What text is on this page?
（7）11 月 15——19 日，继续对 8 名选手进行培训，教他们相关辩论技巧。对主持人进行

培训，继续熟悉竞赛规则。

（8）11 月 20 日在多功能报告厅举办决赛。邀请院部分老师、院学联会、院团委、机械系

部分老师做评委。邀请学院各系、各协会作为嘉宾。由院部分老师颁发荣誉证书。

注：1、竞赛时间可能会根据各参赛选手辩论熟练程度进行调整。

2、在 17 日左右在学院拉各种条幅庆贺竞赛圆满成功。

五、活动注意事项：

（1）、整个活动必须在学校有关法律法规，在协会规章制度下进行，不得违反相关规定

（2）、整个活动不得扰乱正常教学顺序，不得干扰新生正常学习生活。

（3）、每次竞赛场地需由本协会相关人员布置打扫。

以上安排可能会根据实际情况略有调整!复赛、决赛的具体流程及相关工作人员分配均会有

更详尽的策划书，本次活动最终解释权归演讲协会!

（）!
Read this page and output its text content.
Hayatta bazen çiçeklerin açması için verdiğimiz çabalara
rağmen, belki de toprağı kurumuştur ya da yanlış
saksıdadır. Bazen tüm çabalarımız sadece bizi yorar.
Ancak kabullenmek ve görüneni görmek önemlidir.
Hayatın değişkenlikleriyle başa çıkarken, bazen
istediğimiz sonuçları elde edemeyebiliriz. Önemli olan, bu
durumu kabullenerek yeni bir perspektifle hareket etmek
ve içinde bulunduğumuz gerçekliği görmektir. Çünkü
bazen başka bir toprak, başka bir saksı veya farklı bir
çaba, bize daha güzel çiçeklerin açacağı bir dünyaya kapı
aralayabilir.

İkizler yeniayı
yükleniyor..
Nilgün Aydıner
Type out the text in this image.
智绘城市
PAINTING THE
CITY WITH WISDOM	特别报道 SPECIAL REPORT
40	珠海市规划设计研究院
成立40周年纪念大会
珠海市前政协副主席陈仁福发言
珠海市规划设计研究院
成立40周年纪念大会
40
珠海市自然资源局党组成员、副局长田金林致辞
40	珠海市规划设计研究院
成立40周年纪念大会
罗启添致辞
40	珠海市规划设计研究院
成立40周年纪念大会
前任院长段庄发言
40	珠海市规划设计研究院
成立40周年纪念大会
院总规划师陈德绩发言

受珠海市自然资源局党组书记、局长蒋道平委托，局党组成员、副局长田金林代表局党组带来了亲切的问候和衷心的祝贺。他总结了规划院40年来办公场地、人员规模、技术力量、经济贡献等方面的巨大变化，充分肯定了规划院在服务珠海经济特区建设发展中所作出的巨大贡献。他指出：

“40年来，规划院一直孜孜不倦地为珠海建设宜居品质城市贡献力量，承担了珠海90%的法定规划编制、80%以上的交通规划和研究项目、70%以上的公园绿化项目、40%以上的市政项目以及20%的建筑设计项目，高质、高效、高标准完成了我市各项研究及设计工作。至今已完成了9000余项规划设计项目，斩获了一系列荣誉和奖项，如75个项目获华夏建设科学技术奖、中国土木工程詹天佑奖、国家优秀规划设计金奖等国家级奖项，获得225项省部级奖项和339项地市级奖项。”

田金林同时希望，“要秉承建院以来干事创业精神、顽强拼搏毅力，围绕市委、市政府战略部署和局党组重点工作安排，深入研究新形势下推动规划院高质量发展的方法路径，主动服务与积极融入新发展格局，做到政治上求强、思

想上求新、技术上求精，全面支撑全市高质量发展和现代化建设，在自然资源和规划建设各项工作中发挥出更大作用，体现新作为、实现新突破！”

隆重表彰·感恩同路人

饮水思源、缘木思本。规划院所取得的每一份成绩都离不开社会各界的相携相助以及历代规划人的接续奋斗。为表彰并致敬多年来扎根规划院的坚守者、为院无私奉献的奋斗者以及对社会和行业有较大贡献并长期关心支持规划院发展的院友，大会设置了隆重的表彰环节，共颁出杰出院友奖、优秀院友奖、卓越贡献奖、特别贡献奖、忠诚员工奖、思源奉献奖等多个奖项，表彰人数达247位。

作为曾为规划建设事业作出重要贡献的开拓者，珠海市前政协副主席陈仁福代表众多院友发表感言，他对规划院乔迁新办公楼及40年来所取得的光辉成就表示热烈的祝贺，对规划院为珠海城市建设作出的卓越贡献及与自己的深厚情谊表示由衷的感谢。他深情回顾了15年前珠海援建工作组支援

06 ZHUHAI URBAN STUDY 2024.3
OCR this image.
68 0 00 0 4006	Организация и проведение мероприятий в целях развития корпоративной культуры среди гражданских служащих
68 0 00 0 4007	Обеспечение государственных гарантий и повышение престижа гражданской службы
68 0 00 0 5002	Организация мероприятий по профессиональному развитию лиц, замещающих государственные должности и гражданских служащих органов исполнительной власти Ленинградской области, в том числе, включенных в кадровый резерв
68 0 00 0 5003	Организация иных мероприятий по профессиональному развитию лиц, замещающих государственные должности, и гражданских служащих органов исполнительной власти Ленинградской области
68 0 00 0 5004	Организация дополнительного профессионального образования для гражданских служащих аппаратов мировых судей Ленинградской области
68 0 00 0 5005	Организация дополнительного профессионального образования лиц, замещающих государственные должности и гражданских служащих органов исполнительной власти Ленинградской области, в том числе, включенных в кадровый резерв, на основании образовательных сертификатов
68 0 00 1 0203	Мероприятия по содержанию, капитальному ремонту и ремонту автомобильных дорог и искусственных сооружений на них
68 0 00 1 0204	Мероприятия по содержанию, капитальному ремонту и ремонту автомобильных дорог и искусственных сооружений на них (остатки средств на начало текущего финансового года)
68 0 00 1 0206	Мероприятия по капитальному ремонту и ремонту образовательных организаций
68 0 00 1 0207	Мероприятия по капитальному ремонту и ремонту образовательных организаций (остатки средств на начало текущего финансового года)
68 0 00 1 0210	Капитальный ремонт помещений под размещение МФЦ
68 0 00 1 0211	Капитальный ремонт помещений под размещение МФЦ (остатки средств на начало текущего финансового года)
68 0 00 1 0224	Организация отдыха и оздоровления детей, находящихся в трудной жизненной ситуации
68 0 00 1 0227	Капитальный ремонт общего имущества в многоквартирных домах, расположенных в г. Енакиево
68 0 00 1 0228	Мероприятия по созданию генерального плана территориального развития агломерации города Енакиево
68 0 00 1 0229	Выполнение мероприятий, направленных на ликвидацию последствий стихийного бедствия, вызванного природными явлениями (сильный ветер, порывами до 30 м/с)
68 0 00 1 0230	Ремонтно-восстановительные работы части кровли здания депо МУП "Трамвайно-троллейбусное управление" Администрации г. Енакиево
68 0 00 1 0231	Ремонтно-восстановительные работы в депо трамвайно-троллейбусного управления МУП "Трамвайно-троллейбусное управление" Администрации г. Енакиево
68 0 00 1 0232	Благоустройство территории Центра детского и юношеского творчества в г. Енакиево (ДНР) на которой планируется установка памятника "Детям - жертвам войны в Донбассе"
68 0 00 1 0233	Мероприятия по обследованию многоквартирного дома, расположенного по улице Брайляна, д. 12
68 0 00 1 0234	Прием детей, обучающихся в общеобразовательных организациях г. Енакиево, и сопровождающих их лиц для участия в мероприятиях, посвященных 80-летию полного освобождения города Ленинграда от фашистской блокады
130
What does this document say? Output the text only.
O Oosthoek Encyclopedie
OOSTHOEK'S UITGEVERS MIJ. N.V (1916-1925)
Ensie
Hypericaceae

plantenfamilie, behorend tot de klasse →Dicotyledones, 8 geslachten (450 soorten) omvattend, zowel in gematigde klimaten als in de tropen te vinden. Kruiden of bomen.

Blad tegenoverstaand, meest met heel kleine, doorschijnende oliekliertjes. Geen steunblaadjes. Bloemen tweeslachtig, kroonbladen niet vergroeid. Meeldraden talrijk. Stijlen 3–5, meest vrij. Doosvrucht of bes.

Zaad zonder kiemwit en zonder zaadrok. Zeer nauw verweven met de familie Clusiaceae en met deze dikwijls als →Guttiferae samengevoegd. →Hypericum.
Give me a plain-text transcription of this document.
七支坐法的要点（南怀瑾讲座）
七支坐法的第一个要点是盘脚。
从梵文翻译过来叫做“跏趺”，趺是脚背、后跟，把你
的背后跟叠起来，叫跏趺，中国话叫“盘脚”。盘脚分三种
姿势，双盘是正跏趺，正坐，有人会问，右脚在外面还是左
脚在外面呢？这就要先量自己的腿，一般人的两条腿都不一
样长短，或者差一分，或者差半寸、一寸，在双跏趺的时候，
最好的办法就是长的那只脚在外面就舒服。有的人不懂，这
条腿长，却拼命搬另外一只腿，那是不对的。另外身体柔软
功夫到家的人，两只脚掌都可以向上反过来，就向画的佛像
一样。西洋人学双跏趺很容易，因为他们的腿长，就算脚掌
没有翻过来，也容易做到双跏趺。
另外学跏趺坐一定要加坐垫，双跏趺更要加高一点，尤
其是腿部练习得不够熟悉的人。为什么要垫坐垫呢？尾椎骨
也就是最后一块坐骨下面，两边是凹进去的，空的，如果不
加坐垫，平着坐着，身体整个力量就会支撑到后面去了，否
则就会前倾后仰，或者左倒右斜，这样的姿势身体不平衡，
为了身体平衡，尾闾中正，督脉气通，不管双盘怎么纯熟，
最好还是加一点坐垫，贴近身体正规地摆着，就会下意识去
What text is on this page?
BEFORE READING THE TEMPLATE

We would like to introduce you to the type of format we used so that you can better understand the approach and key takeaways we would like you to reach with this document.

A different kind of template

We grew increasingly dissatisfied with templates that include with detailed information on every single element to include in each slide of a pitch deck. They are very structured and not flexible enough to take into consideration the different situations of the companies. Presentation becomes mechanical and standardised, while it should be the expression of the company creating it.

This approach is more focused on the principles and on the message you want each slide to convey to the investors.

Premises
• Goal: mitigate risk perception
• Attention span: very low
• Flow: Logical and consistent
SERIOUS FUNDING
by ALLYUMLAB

────

▶ PROBLEM REQUIREMENTS
State the count of lines holding the string "гражданских" in the listing above, and nothing else.

▶ WRITTEN ANSWER
5